→ What is needed
Every line containing the word "животных" needs to be found and copied.

→ Given records
▬▬▬▬▬▬▬▬▬▬

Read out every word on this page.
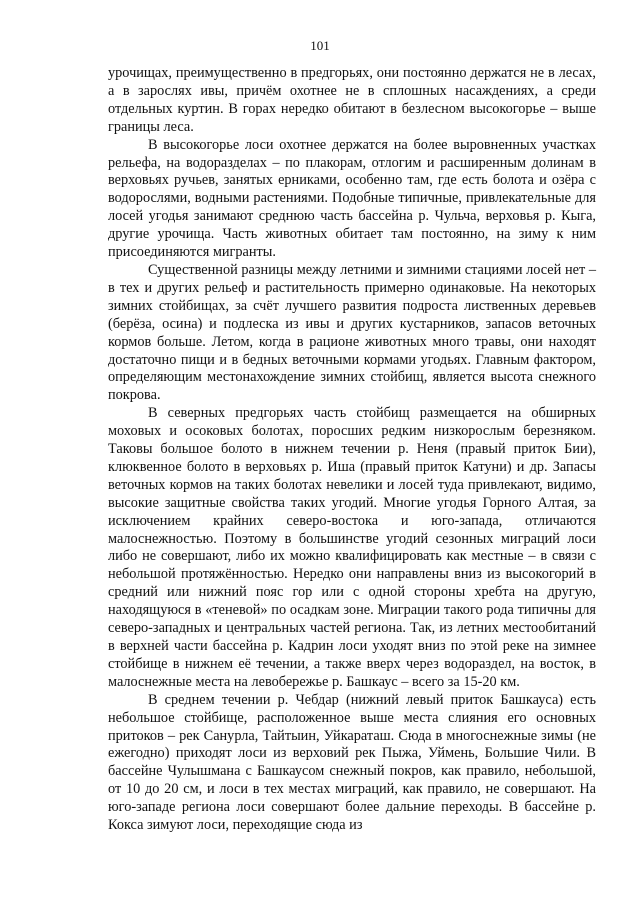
101

урочищах, преимущественно в предгорьях, они постоянно держатся не в лесах, а в зарослях ивы, причём охотнее не в сплошных насаждениях, а среди отдельных куртин. В горах нередко обитают в безлесном высокогорье – выше границы леса.

В высокогорье лоси охотнее держатся на более выровненных участках рельефа, на водоразделах – по плакорам, отлогим и расширенным долинам в верховьях ручьев, занятых ерниками, особенно там, где есть болота и озёра с водорослями, водными растениями. Подобные типичные, привлекательные для лосей угодья занимают среднюю часть бассейна р. Чульча, верховья р. Кыга, другие урочища. Часть животных обитает там постоянно, на зиму к ним присоединяются мигранты.

Существенной разницы между летними и зимними стациями лосей нет – в тех и других рельеф и растительность примерно одинаковые. На некоторых зимних стойбищах, за счёт лучшего развития подроста лиственных деревьев (берёза, осина) и подлеска из ивы и других кустарников, запасов веточных кормов больше. Летом, когда в рационе животных много травы, они находят достаточно пищи и в бедных веточными кормами угодьях. Главным фактором, определяющим местонахождение зимних стойбищ, является высота снежного покрова.

В северных предгорьях часть стойбищ размещается на обширных моховых и осоковых болотах, поросших редким низкорослым березняком. Таковы большое болото в нижнем течении р. Неня (правый приток Бии), клюквенное болото в верховьях р. Иша (правый приток Катуни) и др. Запасы веточных кормов на таких болотах невелики и лосей туда привлекают, видимо, высокие защитные свойства таких угодий. Многие угодья Горного Алтая, за исключением крайних северо-востока и юго-запада, отличаются малоснежностью. Поэтому в большинстве угодий сезонных миграций лоси либо не совершают, либо их можно квалифицировать как местные – в связи с небольшой протяжённостью. Нередко они направлены вниз из высокогорий в средний или нижний пояс гор или с одной стороны хребта на другую, находящуюся в «теневой» по осадкам зоне. Миграции такого рода типичны для северо-западных и центральных частей региона. Так, из летних местообитаний в верхней части бассейна р. Кадрин лоси уходят вниз по этой реке на зимнее стойбище в нижнем её течении, а также вверх через водораздел, на восток, в малоснежные места на левобережье р. Башкаус – всего за 15-20 км.

В среднем течении р. Чебдар (нижний левый приток Башкауса) есть небольшое стойбище, расположенное выше места слияния его основных притоков – рек Санурла, Тайтыин, Уйкараташ. Сюда в многоснежные зимы (не ежегодно) приходят лоси из верховий рек Пыжа, Уймень, Большие Чили. В бассейне Чулышмана с Башкаусом снежный покров, как правило, небольшой, от 10 до 20 см, и лоси в тех местах миграций, как правило, не совершают. На юго-западе региона лоси совершают более дальние переходы. В бассейне р. Кокса зимуют лоси, переходящие сюда из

▬▬▬▬▬▬▬▬▬▬

→ Final answer
В высокогорье лоси охотнее держатся на более выровненных участках рельефа, на водоразделах – по плакорам, отлогим и расширенным долинам в верховьях ручьев, занятых ерниками, особенно там, где есть болота и озёра с водорослями, водными растениями. Подобные типичные, привлекательные для лосей угодья занимают среднюю часть бассейна р. Чульча, верховья р. Кыга, другие урочища. Часть животных обитает там постоянно, на зиму к ним присоединяются мигранты.
Существенной разницы между летними и зимними стациями лосей нет – в тех и других рельеф и растительность примерно одинаковые. На некоторых зимних стойбищах, за счёт лучшего развития подроста лиственных деревьев (берёза, осина) и подлеска из ивы и других кустарников, запасов веточных кормов больше. Летом, когда в рационе животных много травы, они находят достаточно пищи и в бедных веточными кормами угодьях. Главным фактором, определяющим местонахождение зимних стойбищ, является высота снежного покрова.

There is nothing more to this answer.